## begin

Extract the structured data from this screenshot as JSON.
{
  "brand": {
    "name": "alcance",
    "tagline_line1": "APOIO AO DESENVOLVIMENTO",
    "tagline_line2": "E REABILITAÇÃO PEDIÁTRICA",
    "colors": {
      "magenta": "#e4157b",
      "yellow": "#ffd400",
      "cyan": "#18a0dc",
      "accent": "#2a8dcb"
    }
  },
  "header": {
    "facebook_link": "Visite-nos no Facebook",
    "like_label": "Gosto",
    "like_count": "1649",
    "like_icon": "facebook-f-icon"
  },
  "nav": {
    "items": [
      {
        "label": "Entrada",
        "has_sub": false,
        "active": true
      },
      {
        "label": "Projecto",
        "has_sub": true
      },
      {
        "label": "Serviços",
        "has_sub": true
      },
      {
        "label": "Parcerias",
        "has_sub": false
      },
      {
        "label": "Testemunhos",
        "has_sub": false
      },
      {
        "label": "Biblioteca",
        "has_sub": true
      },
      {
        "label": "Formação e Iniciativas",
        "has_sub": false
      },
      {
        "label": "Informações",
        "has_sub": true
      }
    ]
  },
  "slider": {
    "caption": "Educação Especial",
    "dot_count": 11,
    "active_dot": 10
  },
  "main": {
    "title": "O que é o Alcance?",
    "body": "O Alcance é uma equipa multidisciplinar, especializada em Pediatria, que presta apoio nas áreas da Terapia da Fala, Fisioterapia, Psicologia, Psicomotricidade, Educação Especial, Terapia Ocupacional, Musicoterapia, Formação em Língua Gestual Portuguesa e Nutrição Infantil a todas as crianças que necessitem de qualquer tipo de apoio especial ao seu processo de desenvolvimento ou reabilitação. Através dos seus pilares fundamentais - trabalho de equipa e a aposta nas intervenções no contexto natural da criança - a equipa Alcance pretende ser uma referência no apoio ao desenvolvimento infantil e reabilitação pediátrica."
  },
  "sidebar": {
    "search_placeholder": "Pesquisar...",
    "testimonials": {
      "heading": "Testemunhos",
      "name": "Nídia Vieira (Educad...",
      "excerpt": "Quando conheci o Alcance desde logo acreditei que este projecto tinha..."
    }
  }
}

## end

*Directive*
Reply with nothing but the number of lines that contain the word "Testemunhos".

*Full answer*
2